Collection entries

.....

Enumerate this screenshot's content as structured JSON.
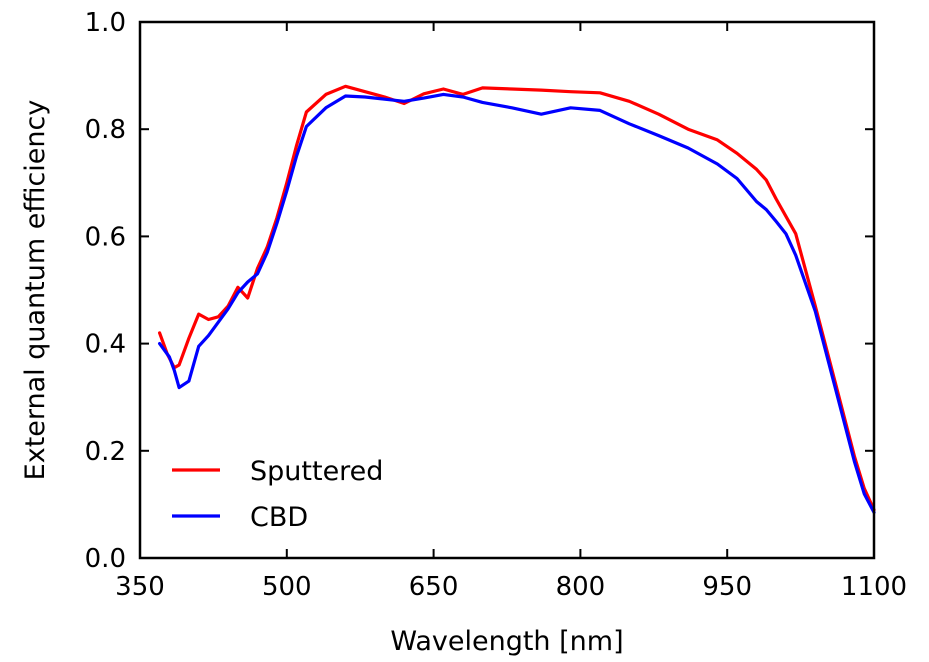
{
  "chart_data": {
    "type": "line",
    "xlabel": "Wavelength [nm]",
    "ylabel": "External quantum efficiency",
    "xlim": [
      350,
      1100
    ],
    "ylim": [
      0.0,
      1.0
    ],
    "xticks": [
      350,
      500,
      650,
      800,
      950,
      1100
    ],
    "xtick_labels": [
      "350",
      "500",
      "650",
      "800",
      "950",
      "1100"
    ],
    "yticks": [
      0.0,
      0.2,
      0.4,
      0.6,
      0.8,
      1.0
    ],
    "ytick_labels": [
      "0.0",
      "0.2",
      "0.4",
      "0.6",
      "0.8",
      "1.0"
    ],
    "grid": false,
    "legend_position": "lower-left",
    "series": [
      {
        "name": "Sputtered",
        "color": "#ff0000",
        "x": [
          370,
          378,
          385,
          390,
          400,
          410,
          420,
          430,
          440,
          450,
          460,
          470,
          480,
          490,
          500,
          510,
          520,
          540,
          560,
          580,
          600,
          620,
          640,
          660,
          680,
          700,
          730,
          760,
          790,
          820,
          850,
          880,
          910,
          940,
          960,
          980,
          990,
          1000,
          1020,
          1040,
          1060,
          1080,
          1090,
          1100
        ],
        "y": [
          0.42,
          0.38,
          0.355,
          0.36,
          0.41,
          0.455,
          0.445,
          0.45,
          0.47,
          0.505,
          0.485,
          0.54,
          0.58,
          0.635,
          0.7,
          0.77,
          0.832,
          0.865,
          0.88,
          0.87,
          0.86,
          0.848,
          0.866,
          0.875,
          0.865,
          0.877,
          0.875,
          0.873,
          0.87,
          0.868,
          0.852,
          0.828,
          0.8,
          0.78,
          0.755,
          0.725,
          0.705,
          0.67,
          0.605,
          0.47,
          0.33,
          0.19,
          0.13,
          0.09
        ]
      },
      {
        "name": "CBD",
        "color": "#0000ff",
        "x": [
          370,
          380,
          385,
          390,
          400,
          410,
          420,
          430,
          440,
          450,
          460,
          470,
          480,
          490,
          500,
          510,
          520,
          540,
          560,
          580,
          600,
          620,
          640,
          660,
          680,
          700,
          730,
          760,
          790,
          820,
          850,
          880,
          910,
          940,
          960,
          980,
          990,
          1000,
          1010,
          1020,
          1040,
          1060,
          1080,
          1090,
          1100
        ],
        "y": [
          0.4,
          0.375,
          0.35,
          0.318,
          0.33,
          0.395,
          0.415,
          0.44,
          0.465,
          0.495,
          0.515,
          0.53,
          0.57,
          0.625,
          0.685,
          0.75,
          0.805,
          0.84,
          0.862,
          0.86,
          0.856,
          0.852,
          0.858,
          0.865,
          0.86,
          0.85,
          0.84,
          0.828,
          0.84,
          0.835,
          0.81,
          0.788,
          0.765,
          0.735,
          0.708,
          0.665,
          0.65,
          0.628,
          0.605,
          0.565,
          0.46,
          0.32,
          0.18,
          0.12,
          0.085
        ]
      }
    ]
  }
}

.....

◆ Aim ◆
Transcribe the complete set of entries verbatim. No pictures belong in the copy.

◆ Result for this task ◆
Enumerate this screenshot's content as structured JSON.
{
  "chart_data": {
    "type": "line",
    "xlabel": "Wavelength [nm]",
    "ylabel": "External quantum efficiency",
    "xlim": [
      350,
      1100
    ],
    "ylim": [
      0.0,
      1.0
    ],
    "xticks": [
      350,
      500,
      650,
      800,
      950,
      1100
    ],
    "xtick_labels": [
      "350",
      "500",
      "650",
      "800",
      "950",
      "1100"
    ],
    "yticks": [
      0.0,
      0.2,
      0.4,
      0.6,
      0.8,
      1.0
    ],
    "ytick_labels": [
      "0.0",
      "0.2",
      "0.4",
      "0.6",
      "0.8",
      "1.0"
    ],
    "grid": false,
    "legend_position": "lower-left",
    "series": [
      {
        "name": "Sputtered",
        "color": "#ff0000",
        "x": [
          370,
          378,
          385,
          390,
          400,
          410,
          420,
          430,
          440,
          450,
          460,
          470,
          480,
          490,
          500,
          510,
          520,
          540,
          560,
          580,
          600,
          620,
          640,
          660,
          680,
          700,
          730,
          760,
          790,
          820,
          850,
          880,
          910,
          940,
          960,
          980,
          990,
          1000,
          1020,
          1040,
          1060,
          1080,
          1090,
          1100
        ],
        "y": [
          0.42,
          0.38,
          0.355,
          0.36,
          0.41,
          0.455,
          0.445,
          0.45,
          0.47,
          0.505,
          0.485,
          0.54,
          0.58,
          0.635,
          0.7,
          0.77,
          0.832,
          0.865,
          0.88,
          0.87,
          0.86,
          0.848,
          0.866,
          0.875,
          0.865,
          0.877,
          0.875,
          0.873,
          0.87,
          0.868,
          0.852,
          0.828,
          0.8,
          0.78,
          0.755,
          0.725,
          0.705,
          0.67,
          0.605,
          0.47,
          0.33,
          0.19,
          0.13,
          0.09
        ]
      },
      {
        "name": "CBD",
        "color": "#0000ff",
        "x": [
          370,
          380,
          385,
          390,
          400,
          410,
          420,
          430,
          440,
          450,
          460,
          470,
          480,
          490,
          500,
          510,
          520,
          540,
          560,
          580,
          600,
          620,
          640,
          660,
          680,
          700,
          730,
          760,
          790,
          820,
          850,
          880,
          910,
          940,
          960,
          980,
          990,
          1000,
          1010,
          1020,
          1040,
          1060,
          1080,
          1090,
          1100
        ],
        "y": [
          0.4,
          0.375,
          0.35,
          0.318,
          0.33,
          0.395,
          0.415,
          0.44,
          0.465,
          0.495,
          0.515,
          0.53,
          0.57,
          0.625,
          0.685,
          0.75,
          0.805,
          0.84,
          0.862,
          0.86,
          0.856,
          0.852,
          0.858,
          0.865,
          0.86,
          0.85,
          0.84,
          0.828,
          0.84,
          0.835,
          0.81,
          0.788,
          0.765,
          0.735,
          0.708,
          0.665,
          0.65,
          0.628,
          0.605,
          0.565,
          0.46,
          0.32,
          0.18,
          0.12,
          0.085
        ]
      }
    ]
  }
}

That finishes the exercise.